• Stated goal:
Omit the images, then print each record below exactly as it reads.
+ + + + + + +
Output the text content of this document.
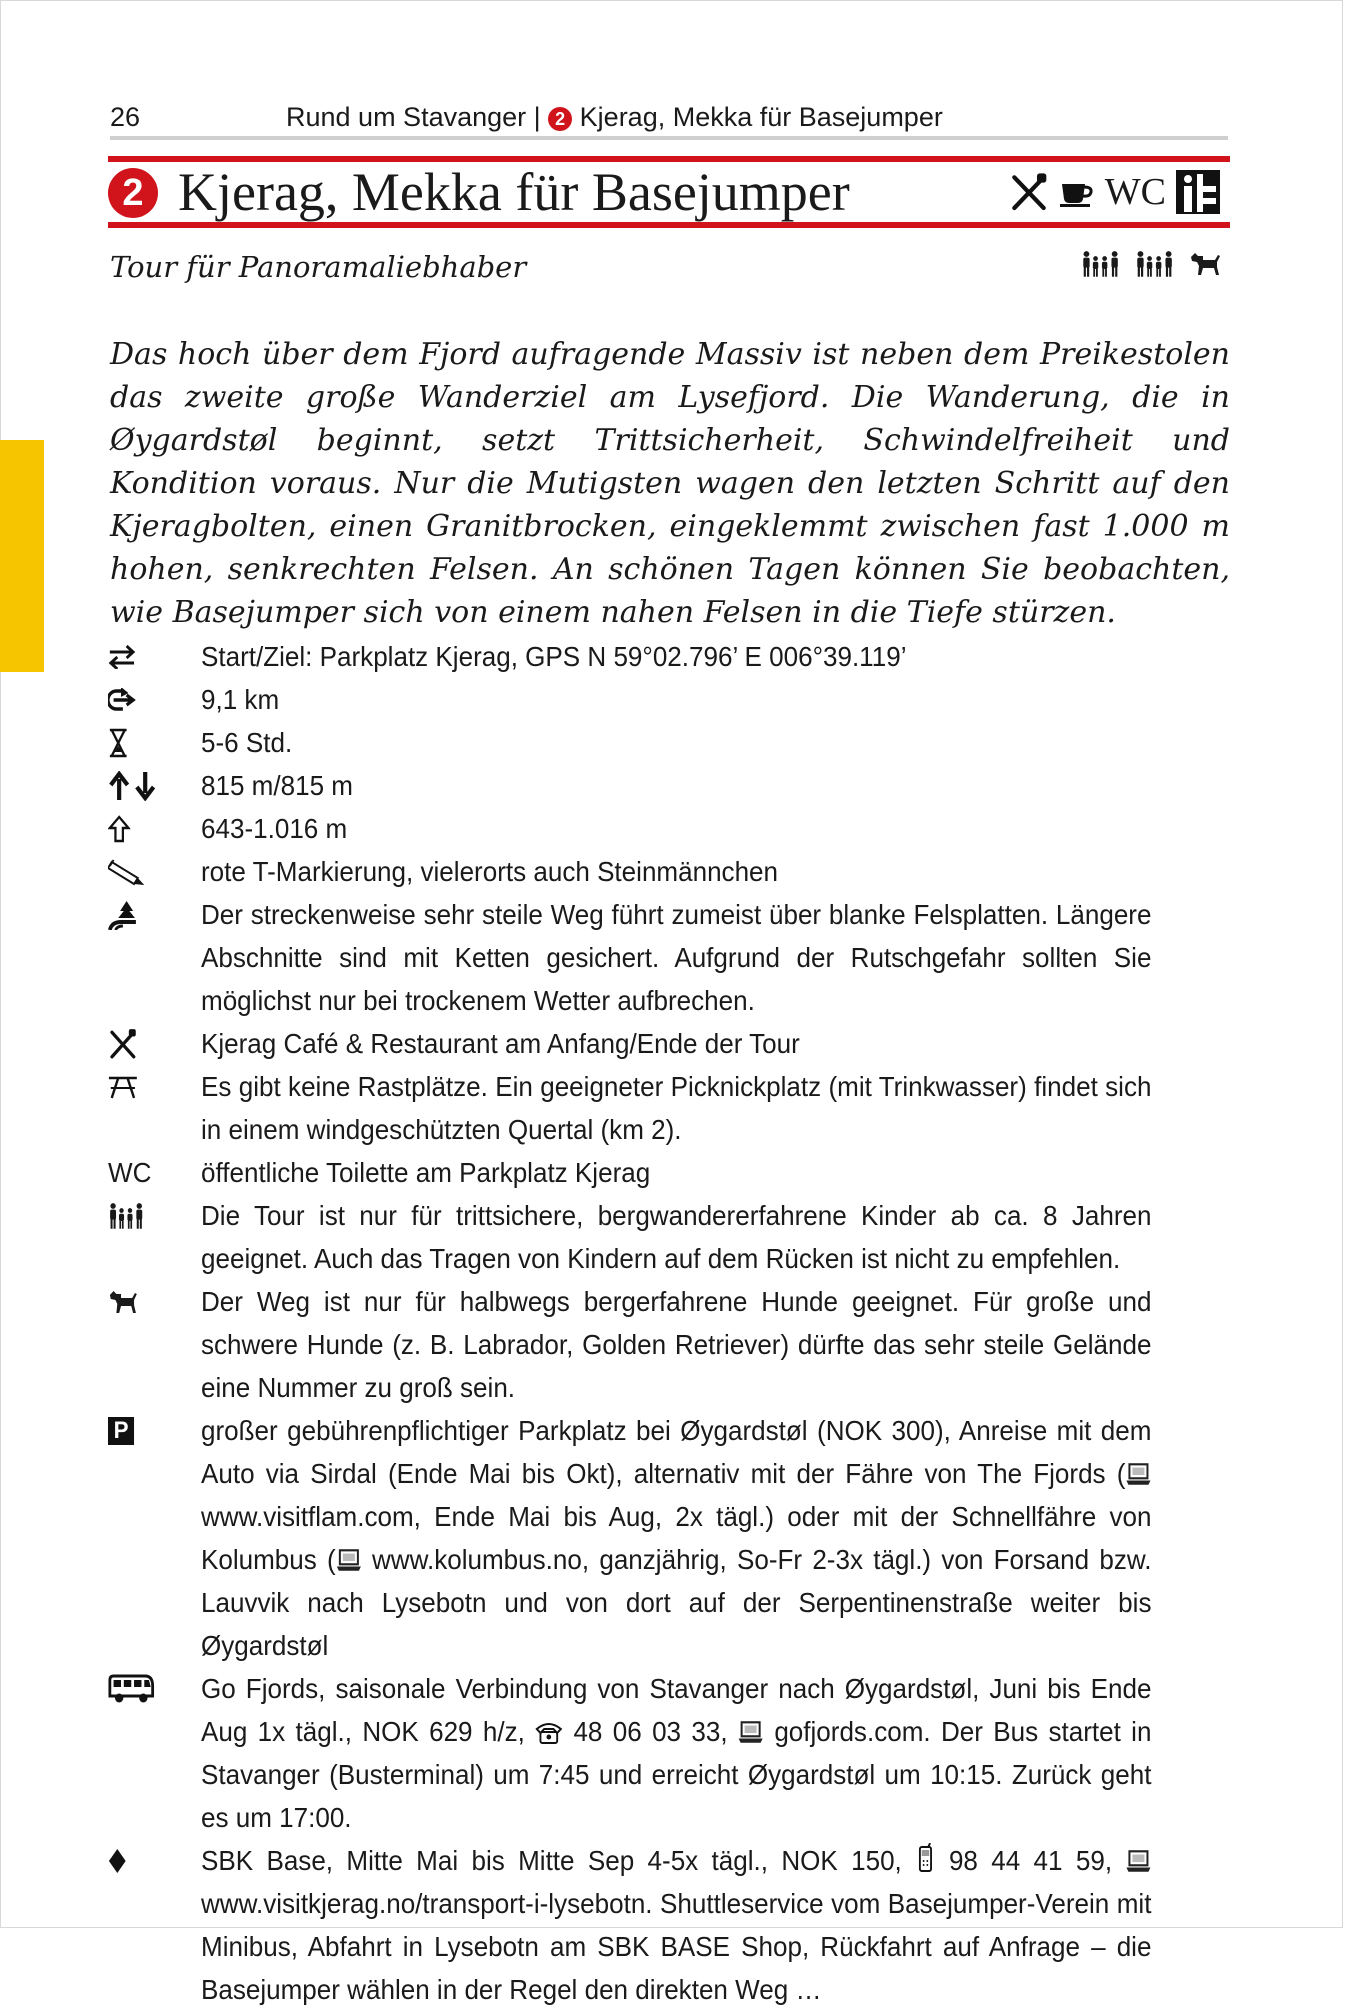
26	Rund um Stavanger | 2 Kjerag, Mekka für Basejumper
2 Kjerag, Mekka für Basejumper	WC
Tour für Panoramaliebhaber

Das hoch über dem Fjord aufragende Massiv ist neben dem Preikestolen das zweite große Wanderziel am Lysefjord. Die Wanderung, die in Øygardstøl beginnt, setzt Trittsicherheit, Schwindelfreiheit und Kondition voraus. Nur die Mutigsten wagen den letzten Schritt auf den Kjeragbolten, einen Granitbrocken, eingeklemmt zwischen fast 1.000 m hohen, senkrechten Felsen. An schönen Tagen können Sie beobachten, wie Basejumper sich von einem nahen Felsen in die Tiefe stürzen.

Start/Ziel: Parkplatz Kjerag, GPS N 59°02.796’ E 006°39.119’
9,1 km
5-6 Std.
815 m/815 m
643-1.016 m
rote T-Markierung, vielerorts auch Steinmännchen
Der streckenweise sehr steile Weg führt zumeist über blanke Felsplatten. Längere Abschnitte sind mit Ketten gesichert. Aufgrund der Rutschgefahr sollten Sie möglichst nur bei trockenem Wetter aufbrechen.
Kjerag Café & Restaurant am Anfang/Ende der Tour
Es gibt keine Rastplätze. Ein geeigneter Picknickplatz (mit Trinkwasser) findet sich in einem windgeschützten Quertal (km 2).
WC	öffentliche Toilette am Parkplatz Kjerag
Die Tour ist nur für trittsichere, bergwandererfahrene Kinder ab ca. 8 Jahren geeignet. Auch das Tragen von Kindern auf dem Rücken ist nicht zu empfehlen.
Der Weg ist nur für halbwegs bergerfahrene Hunde geeignet. Für große und schwere Hunde (z. B. Labrador, Golden Retriever) dürfte das sehr steile Gelände eine Nummer zu groß sein.
P	großer gebührenpflichtiger Parkplatz bei Øygardstøl (NOK 300), Anreise mit dem Auto via Sirdal (Ende Mai bis Okt), alternativ mit der Fähre von The Fjords ( www.visitflam.com, Ende Mai bis Aug, 2x tägl.) oder mit der Schnellfähre von Kolumbus ( www.kolumbus.no, ganzjährig, So-Fr 2-3x tägl.) von Forsand bzw. Lauvvik nach Lysebotn und von dort auf der Serpentinenstraße weiter bis Øygardstøl
Go Fjords, saisonale Verbindung von Stavanger nach Øygardstøl, Juni bis Ende Aug 1x tägl., NOK 629 h/z,  48 06 03 33,  gofjords.com. Der Bus startet in Stavanger (Busterminal) um 7:45 und erreicht Øygardstøl um 10:15. Zurück geht es um 17:00.
SBK Base, Mitte Mai bis Mitte Sep 4-5x tägl., NOK 150,  98 44 41 59,  www.visitkjerag.no/transport-i-lysebotn. Shuttleservice vom Basejumper-Verein mit Minibus, Abfahrt in Lysebotn am SBK BASE Shop, Rückfahrt auf Anfrage – die Basejumper wählen in der Regel den direkten Weg …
+ + + + + + +
• Result of the exercise:
Output the text content of this document.
26	Rund um Stavanger | 2 Kjerag, Mekka für Basejumper
2 Kjerag, Mekka für Basejumper	WC
Tour für Panoramaliebhaber

Das hoch über dem Fjord aufragende Massiv ist neben dem Preikestolen das zweite große Wanderziel am Lysefjord. Die Wanderung, die in Øygardstøl beginnt, setzt Trittsicherheit, Schwindelfreiheit und Kondition voraus. Nur die Mutigsten wagen den letzten Schritt auf den Kjeragbolten, einen Granitbrocken, eingeklemmt zwischen fast 1.000 m hohen, senkrechten Felsen. An schönen Tagen können Sie beobachten, wie Basejumper sich von einem nahen Felsen in die Tiefe stürzen.

Start/Ziel: Parkplatz Kjerag, GPS N 59°02.796’ E 006°39.119’
9,1 km
5-6 Std.
815 m/815 m
643-1.016 m
rote T-Markierung, vielerorts auch Steinmännchen
Der streckenweise sehr steile Weg führt zumeist über blanke Felsplatten. Längere Abschnitte sind mit Ketten gesichert. Aufgrund der Rutschgefahr sollten Sie möglichst nur bei trockenem Wetter aufbrechen.
Kjerag Café & Restaurant am Anfang/Ende der Tour
Es gibt keine Rastplätze. Ein geeigneter Picknickplatz (mit Trinkwasser) findet sich in einem windgeschützten Quertal (km 2).
WC	öffentliche Toilette am Parkplatz Kjerag
Die Tour ist nur für trittsichere, bergwandererfahrene Kinder ab ca. 8 Jahren geeignet. Auch das Tragen von Kindern auf dem Rücken ist nicht zu empfehlen.
Der Weg ist nur für halbwegs bergerfahrene Hunde geeignet. Für große und schwere Hunde (z. B. Labrador, Golden Retriever) dürfte das sehr steile Gelände eine Nummer zu groß sein.
P	großer gebührenpflichtiger Parkplatz bei Øygardstøl (NOK 300), Anreise mit dem Auto via Sirdal (Ende Mai bis Okt), alternativ mit der Fähre von The Fjords ( www.visitflam.com, Ende Mai bis Aug, 2x tägl.) oder mit der Schnellfähre von Kolumbus ( www.kolumbus.no, ganzjährig, So-Fr 2-3x tägl.) von Forsand bzw. Lauvvik nach Lysebotn und von dort auf der Serpentinenstraße weiter bis Øygardstøl
Go Fjords, saisonale Verbindung von Stavanger nach Øygardstøl, Juni bis Ende Aug 1x tägl., NOK 629 h/z,  48 06 03 33,  gofjords.com. Der Bus startet in Stavanger (Busterminal) um 7:45 und erreicht Øygardstøl um 10:15. Zurück geht es um 17:00.
SBK Base, Mitte Mai bis Mitte Sep 4-5x tägl., NOK 150,  98 44 41 59,  www.visitkjerag.no/transport-i-lysebotn. Shuttleservice vom Basejumper-Verein mit Minibus, Abfahrt in Lysebotn am SBK BASE Shop, Rückfahrt auf Anfrage – die Basejumper wählen in der Regel den direkten Weg …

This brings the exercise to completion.